-- begin Data extract --

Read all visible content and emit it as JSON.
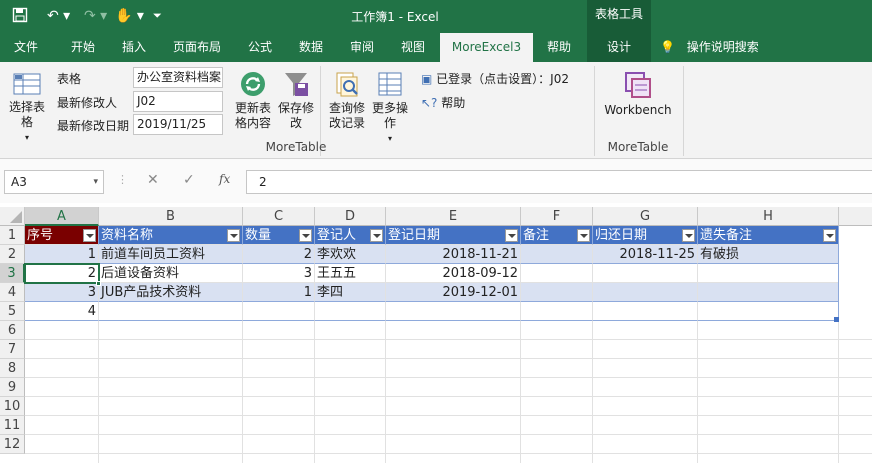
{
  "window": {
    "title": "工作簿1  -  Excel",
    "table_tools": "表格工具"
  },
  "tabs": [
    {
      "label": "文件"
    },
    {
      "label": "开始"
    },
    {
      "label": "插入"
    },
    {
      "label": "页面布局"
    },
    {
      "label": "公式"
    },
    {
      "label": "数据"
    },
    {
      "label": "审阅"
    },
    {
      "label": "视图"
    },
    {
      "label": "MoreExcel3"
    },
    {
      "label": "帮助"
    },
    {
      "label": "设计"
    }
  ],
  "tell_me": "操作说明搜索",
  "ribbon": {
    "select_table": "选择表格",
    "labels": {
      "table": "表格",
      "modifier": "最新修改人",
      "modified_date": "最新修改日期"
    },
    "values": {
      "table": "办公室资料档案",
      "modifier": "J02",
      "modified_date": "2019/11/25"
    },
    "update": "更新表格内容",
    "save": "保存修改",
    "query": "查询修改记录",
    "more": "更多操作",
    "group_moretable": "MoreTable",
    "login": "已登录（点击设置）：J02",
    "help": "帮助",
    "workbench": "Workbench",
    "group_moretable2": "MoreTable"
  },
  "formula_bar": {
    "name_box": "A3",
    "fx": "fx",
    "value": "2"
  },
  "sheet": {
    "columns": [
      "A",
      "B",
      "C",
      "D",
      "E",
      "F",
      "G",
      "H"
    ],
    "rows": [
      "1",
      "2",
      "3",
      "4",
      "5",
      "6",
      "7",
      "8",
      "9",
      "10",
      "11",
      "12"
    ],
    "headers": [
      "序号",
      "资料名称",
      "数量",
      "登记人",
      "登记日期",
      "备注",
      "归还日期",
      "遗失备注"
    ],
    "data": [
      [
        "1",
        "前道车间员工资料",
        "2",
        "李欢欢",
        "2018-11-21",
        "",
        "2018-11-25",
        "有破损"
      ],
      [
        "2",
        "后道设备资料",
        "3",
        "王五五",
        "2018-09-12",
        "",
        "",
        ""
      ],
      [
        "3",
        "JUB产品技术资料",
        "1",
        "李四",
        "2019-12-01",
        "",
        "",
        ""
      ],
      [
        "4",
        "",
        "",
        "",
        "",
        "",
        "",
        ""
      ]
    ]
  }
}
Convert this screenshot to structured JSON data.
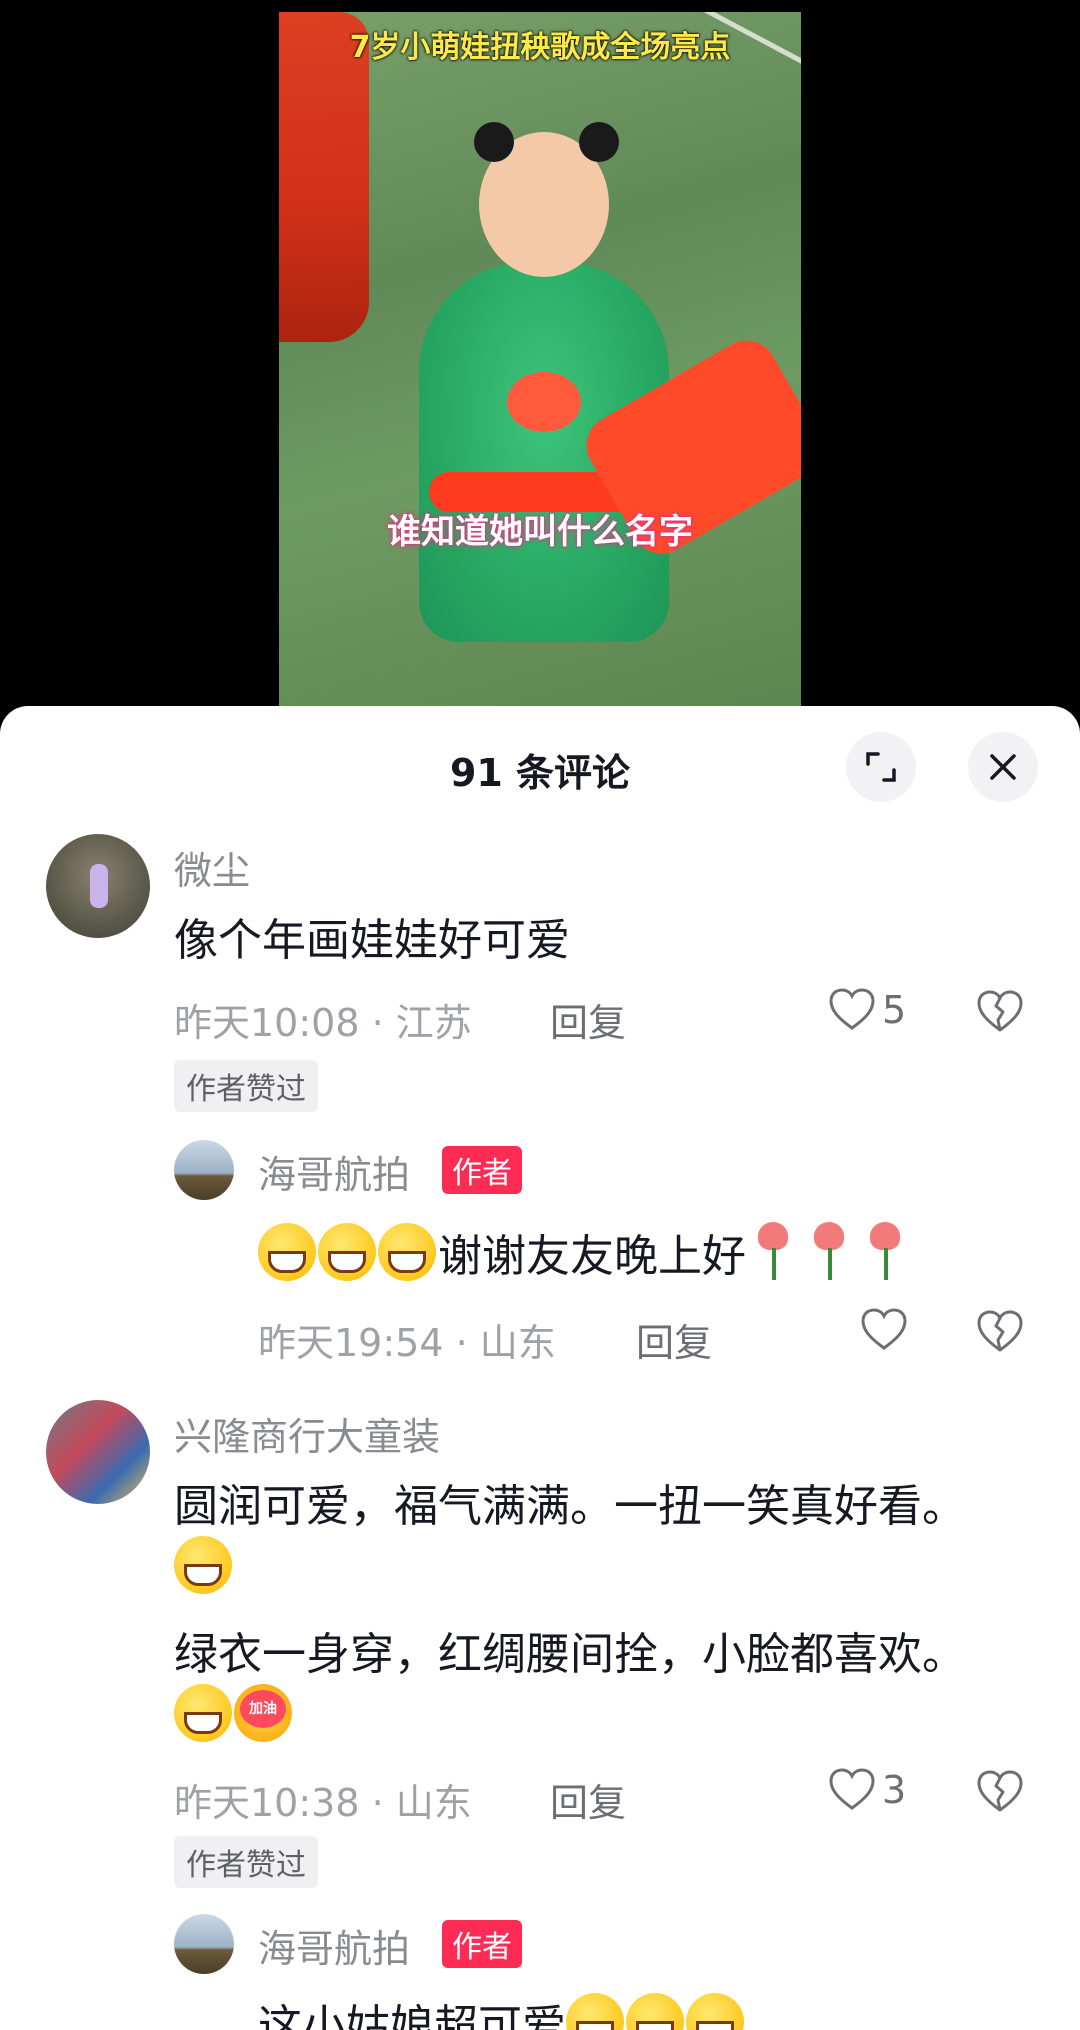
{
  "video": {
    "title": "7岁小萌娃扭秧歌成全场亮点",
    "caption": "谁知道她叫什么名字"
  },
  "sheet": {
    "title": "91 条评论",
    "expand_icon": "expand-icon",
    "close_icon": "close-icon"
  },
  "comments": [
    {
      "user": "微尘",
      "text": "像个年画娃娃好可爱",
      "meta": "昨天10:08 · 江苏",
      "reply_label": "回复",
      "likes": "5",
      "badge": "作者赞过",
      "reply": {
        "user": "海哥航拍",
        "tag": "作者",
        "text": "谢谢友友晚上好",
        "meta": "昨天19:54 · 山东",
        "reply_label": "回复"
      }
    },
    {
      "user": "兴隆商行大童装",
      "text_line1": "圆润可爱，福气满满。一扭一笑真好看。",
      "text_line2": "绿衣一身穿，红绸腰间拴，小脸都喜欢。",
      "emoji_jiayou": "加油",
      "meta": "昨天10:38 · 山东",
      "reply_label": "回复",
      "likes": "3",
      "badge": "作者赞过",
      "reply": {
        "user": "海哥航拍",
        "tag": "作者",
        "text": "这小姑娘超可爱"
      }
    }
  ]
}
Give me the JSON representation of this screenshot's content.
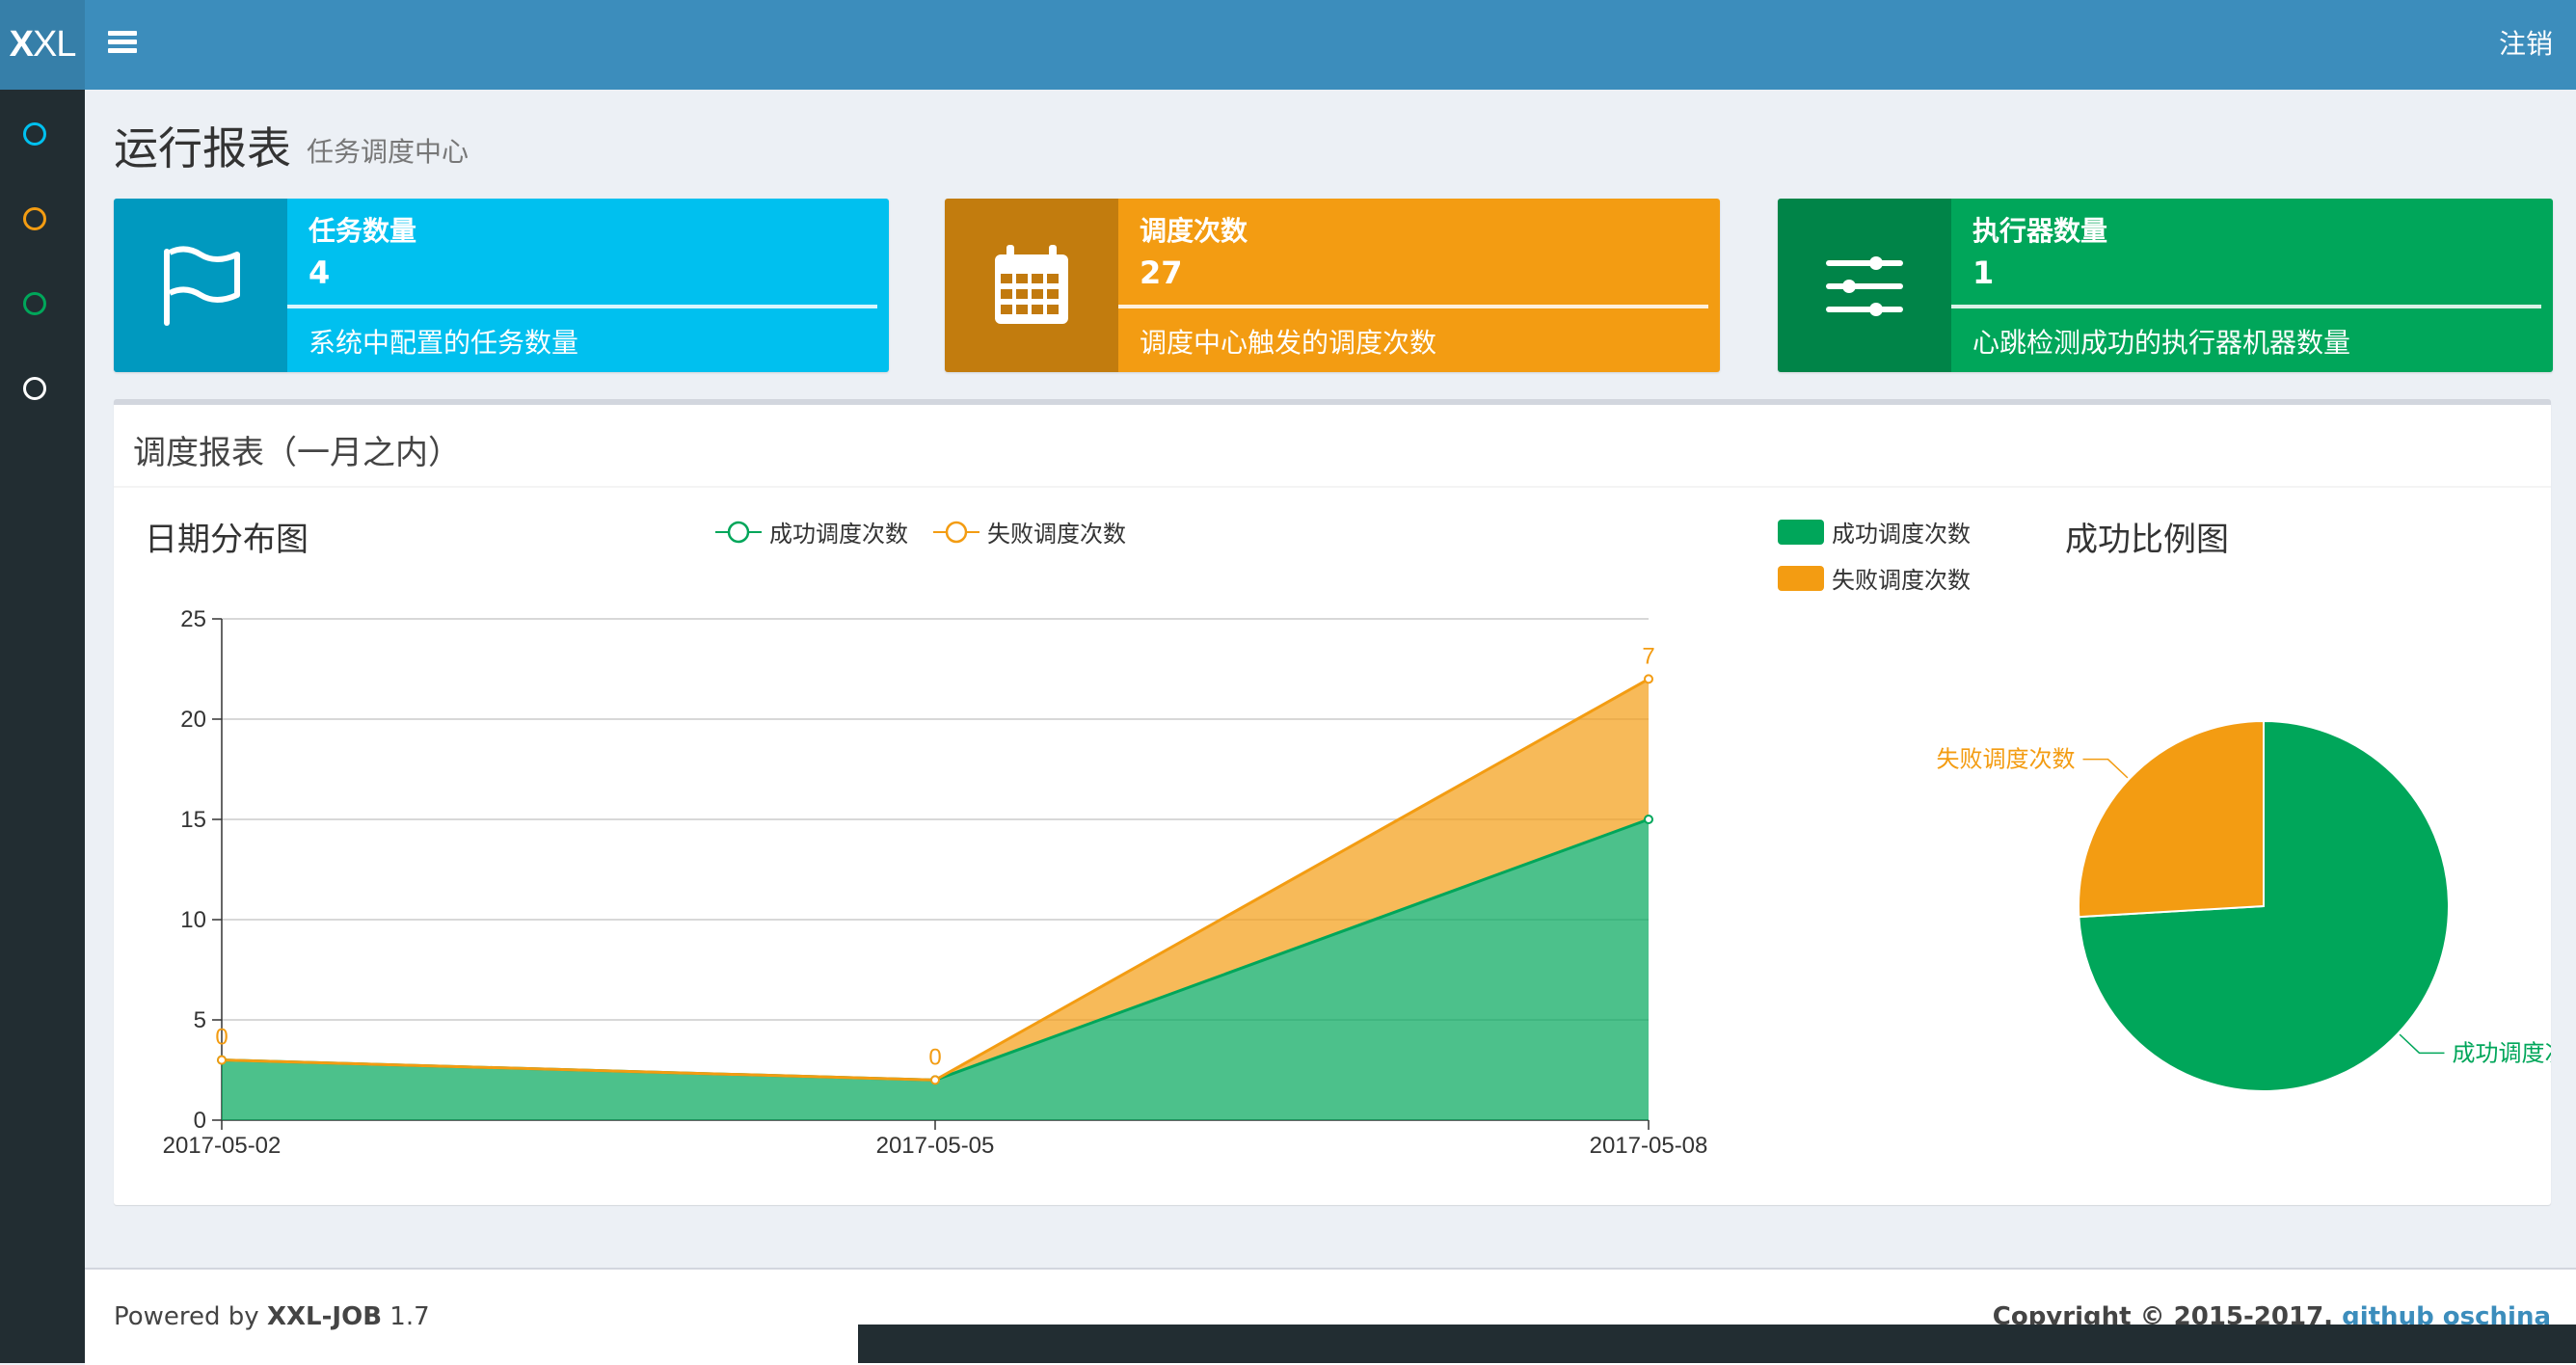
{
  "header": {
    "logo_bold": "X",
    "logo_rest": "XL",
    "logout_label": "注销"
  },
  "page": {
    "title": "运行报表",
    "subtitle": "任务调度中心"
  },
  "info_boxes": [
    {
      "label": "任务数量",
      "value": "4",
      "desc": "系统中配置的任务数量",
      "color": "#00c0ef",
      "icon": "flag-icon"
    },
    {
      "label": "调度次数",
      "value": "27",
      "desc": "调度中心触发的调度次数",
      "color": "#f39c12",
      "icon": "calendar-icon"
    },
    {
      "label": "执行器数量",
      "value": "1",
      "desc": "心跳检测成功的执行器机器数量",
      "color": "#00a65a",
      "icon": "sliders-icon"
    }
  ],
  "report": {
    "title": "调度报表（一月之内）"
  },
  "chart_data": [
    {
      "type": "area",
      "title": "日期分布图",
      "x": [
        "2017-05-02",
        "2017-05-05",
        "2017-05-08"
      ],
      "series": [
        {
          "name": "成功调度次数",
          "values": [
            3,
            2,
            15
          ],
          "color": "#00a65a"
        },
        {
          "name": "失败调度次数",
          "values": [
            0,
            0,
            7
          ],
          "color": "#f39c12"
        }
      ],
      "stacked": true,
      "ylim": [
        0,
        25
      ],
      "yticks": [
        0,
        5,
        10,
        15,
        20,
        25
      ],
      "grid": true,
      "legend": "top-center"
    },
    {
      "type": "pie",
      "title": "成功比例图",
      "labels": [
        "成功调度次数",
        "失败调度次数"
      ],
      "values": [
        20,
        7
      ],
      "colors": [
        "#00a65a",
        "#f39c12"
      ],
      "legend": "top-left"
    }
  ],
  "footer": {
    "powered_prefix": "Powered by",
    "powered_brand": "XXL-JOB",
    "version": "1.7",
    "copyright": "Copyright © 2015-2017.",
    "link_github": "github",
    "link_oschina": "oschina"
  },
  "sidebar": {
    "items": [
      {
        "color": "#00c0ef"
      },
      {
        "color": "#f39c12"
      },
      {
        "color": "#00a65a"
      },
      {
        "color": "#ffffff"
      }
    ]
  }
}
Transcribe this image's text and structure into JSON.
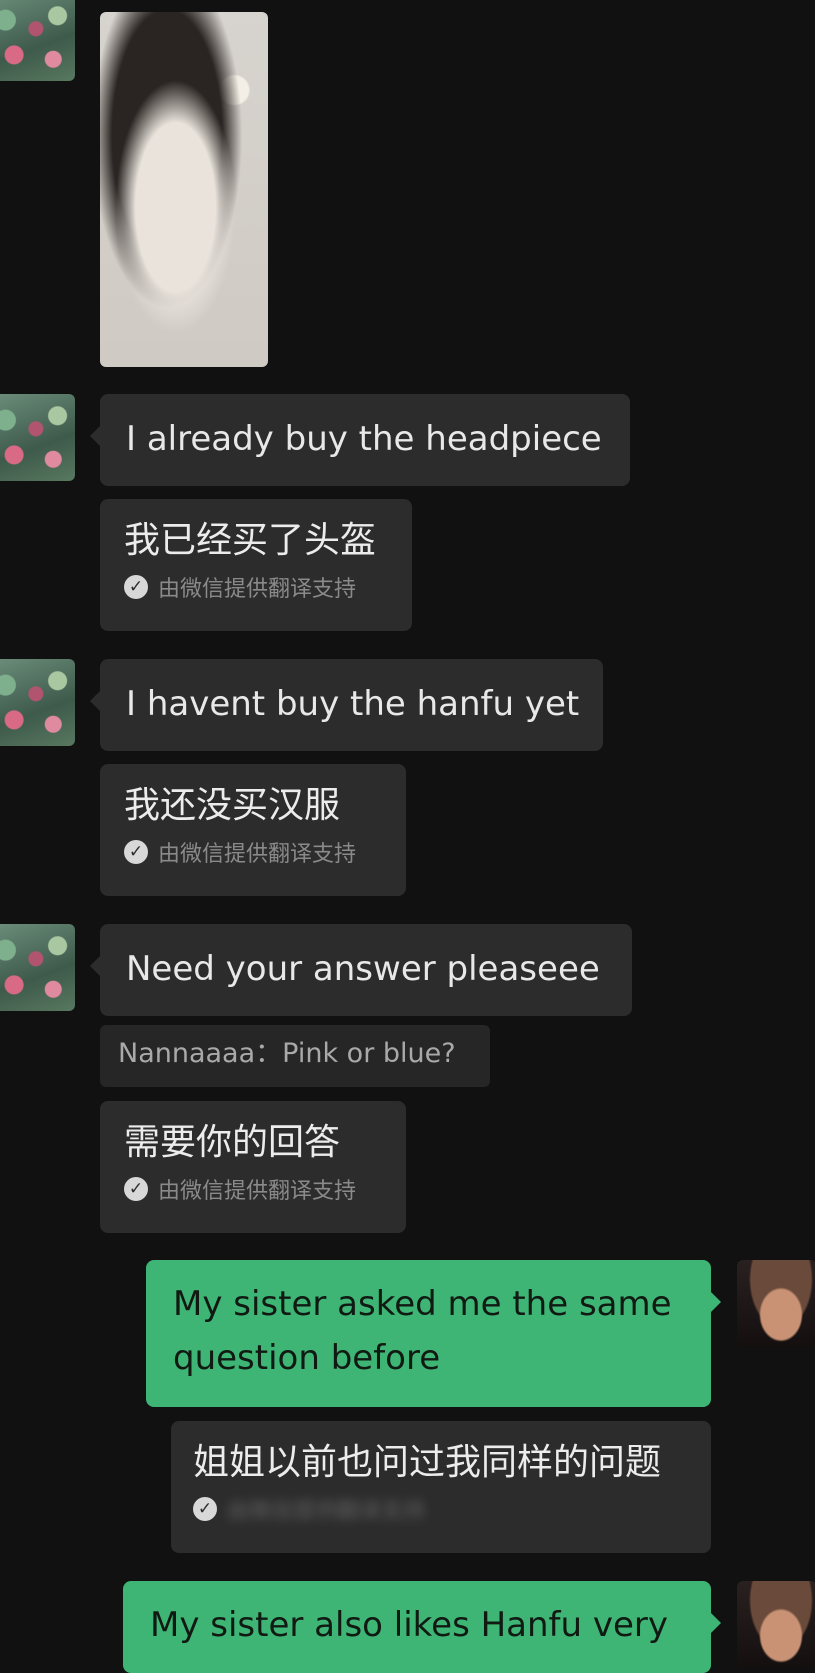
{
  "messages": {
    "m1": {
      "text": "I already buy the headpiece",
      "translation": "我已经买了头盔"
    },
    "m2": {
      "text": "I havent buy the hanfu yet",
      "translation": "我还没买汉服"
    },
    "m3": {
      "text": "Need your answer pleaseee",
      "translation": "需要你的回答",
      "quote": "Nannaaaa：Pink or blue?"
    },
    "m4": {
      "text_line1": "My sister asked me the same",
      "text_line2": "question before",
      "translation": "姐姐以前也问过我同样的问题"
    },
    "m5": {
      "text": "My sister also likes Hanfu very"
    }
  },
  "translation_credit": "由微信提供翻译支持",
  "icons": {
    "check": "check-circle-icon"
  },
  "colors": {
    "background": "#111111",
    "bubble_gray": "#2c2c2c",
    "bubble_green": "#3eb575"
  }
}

-- end Data extract --

Exercise description =>
Go through the records. Copy each line where "screenshot" appears.

Output of the task =>
Convert this screenshot to structured JSON data.
Give me the JSON representation of this screenshot's content.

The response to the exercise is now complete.